#### INSTRUCTIONS FOR THE TASK:
Below are entries. Pull out all lines containing "provocare".

- - -

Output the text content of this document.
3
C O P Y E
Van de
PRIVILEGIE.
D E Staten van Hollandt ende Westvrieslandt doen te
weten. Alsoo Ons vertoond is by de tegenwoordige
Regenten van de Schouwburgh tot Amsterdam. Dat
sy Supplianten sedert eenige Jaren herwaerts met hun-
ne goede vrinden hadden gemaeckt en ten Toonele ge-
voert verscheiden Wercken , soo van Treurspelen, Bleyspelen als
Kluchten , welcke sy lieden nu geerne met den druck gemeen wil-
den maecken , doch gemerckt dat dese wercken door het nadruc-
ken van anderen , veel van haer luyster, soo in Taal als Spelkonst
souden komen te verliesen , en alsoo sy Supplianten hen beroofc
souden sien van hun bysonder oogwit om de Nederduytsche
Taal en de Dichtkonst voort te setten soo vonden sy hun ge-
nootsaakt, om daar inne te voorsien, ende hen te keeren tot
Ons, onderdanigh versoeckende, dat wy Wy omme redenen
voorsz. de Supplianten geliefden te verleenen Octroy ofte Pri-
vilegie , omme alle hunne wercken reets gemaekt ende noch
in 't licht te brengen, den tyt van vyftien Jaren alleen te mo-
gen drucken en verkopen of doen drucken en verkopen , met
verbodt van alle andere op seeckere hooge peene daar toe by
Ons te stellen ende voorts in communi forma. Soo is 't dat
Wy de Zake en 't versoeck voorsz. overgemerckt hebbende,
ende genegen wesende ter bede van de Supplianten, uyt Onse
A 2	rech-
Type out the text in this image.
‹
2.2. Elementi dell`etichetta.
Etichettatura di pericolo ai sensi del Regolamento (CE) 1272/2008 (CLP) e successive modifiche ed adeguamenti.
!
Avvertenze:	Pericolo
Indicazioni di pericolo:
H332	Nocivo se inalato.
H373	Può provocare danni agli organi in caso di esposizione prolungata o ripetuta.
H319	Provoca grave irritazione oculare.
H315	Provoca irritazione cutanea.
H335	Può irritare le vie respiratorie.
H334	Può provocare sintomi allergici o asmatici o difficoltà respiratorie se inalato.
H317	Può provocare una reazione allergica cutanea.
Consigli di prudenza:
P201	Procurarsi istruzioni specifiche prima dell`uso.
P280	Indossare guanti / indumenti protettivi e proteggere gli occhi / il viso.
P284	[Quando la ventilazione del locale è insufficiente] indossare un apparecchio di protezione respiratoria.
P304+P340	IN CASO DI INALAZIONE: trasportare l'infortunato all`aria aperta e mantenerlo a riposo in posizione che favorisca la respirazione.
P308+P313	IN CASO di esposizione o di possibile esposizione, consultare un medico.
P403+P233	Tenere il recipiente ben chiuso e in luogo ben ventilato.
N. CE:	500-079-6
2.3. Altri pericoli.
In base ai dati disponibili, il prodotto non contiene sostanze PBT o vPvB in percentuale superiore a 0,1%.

- - -

#### THE OUTPUT:
H373	Può provocare danni agli organi in caso di esposizione prolungata o ripetuta.
H334	Può provocare sintomi allergici o asmatici o difficoltà respiratorie se inalato.
H317	Può provocare una reazione allergica cutanea.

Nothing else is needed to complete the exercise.